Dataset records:
======

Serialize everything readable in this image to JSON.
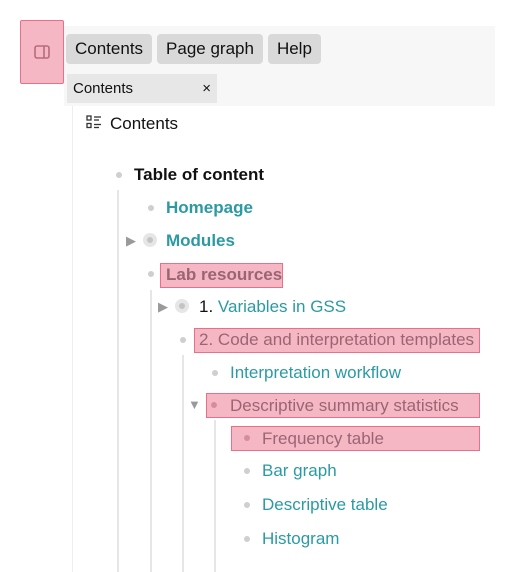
{
  "sidebar_toggle": {
    "icon": "panel-icon"
  },
  "tabs": [
    "Contents",
    "Page graph",
    "Help"
  ],
  "panel_tab": {
    "label": "Contents",
    "close": "×"
  },
  "outline": {
    "header": "Contents",
    "root": "Table of content",
    "items": {
      "homepage": "Homepage",
      "modules": "Modules",
      "lab_resources": "Lab resources",
      "variables_num": "1.",
      "variables": "Variables in GSS",
      "code_templates_num": "2.",
      "code_templates": "Code and interpretation templates",
      "interpretation_workflow": "Interpretation workflow",
      "descriptive_summary": "Descriptive summary statistics",
      "frequency_table": "Frequency table",
      "bar_graph": "Bar graph",
      "descriptive_table": "Descriptive table",
      "histogram": "Histogram"
    }
  },
  "colors": {
    "link": "#2b9aa3",
    "highlight": "#f6b7c4",
    "highlight_border": "#ea6f89"
  }
}
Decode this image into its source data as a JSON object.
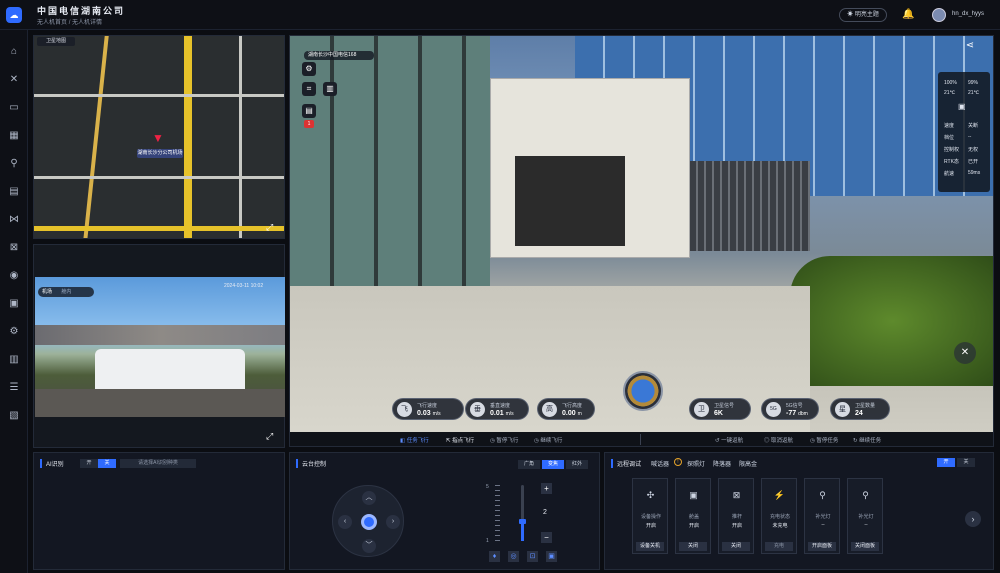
{
  "header": {
    "company": "中国电信湖南公司",
    "breadcrumb": [
      "无人机首页",
      "无人机详情"
    ],
    "theme_button": "明亮主题",
    "username": "hn_dx_hyys"
  },
  "sidebar": {
    "icons": [
      "home-icon",
      "drone-icon",
      "folder-icon",
      "grid-icon",
      "route-icon",
      "dashboard-icon",
      "waypoint-icon",
      "frame-icon",
      "camera-icon",
      "file-icon",
      "settings-icon",
      "chart-icon",
      "server-icon",
      "layout-icon"
    ]
  },
  "map": {
    "mode_label": "卫星地图",
    "station_label": "湖南长沙分公司机场"
  },
  "camera": {
    "tag_label": "机场",
    "tag_sub": "舱内",
    "timestamp": "2024-03-11 10:02"
  },
  "main_video": {
    "station_title": "湖南长沙中国电信168",
    "badge": "1",
    "right_values": {
      "top": [
        "100%",
        "99%",
        "21℃",
        "21℃"
      ],
      "rows": [
        {
          "label": "速度",
          "value": "关断"
        },
        {
          "label": "档位",
          "value": "--"
        },
        {
          "label": "控制权",
          "value": "无权"
        },
        {
          "label": "RTK态",
          "value": "已开"
        },
        {
          "label": "航速",
          "value": "59ms"
        }
      ]
    },
    "stats": [
      {
        "icon": "飞",
        "label": "飞行速度",
        "value": "0.03",
        "unit": "m/s"
      },
      {
        "icon": "垂",
        "label": "垂直速度",
        "value": "0.01",
        "unit": "m/s"
      },
      {
        "icon": "高",
        "label": "飞行高度",
        "value": "0.00",
        "unit": "m"
      },
      {
        "icon": "卫",
        "label": "卫星信号",
        "value": "6K",
        "unit": ""
      },
      {
        "icon": "5G",
        "label": "5G信号",
        "value": "-77",
        "unit": "dbm"
      },
      {
        "icon": "星",
        "label": "卫星数量",
        "value": "24",
        "unit": ""
      }
    ],
    "controls_left": [
      "任务飞行",
      "指点飞行",
      "暂停飞行",
      "继续飞行"
    ],
    "controls_right": [
      "一键返航",
      "取消返航",
      "暂停任务",
      "继续任务"
    ]
  },
  "ai": {
    "title": "AI识别",
    "on": "开",
    "off": "关",
    "select_placeholder": "请选择AI识别种类"
  },
  "gimbal": {
    "title": "云台控制",
    "modes": [
      "广角",
      "变焦",
      "红外"
    ],
    "active_mode": "变焦",
    "zoom_max": "5",
    "zoom_min": "1",
    "zoom_value": "2"
  },
  "remote": {
    "tabs": [
      "远程调试",
      "喊话器",
      "探照灯",
      "降落器",
      "限高金"
    ],
    "on": "开",
    "off": "关",
    "cards": [
      {
        "icon": "控",
        "title": "设备操作",
        "state": "开启",
        "button": "设备关机"
      },
      {
        "icon": "舱",
        "title": "舱盖",
        "state": "开启",
        "button": "关闭"
      },
      {
        "icon": "杆",
        "title": "推杆",
        "state": "开启",
        "button": "关闭"
      },
      {
        "icon": "电",
        "title": "充电状态",
        "state": "未充电",
        "button": "充电"
      },
      {
        "icon": "灯",
        "title": "补光灯",
        "state": "--",
        "button": "开启面板"
      },
      {
        "icon": "灯",
        "title": "补光灯",
        "state": "--",
        "button": "关闭面板"
      }
    ]
  }
}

======

_Required task_
Copy all lines from the material that hold "image".

_Solution_
Serialize everything readable in this image to JSON.
Decode this image into its source data as a JSON object.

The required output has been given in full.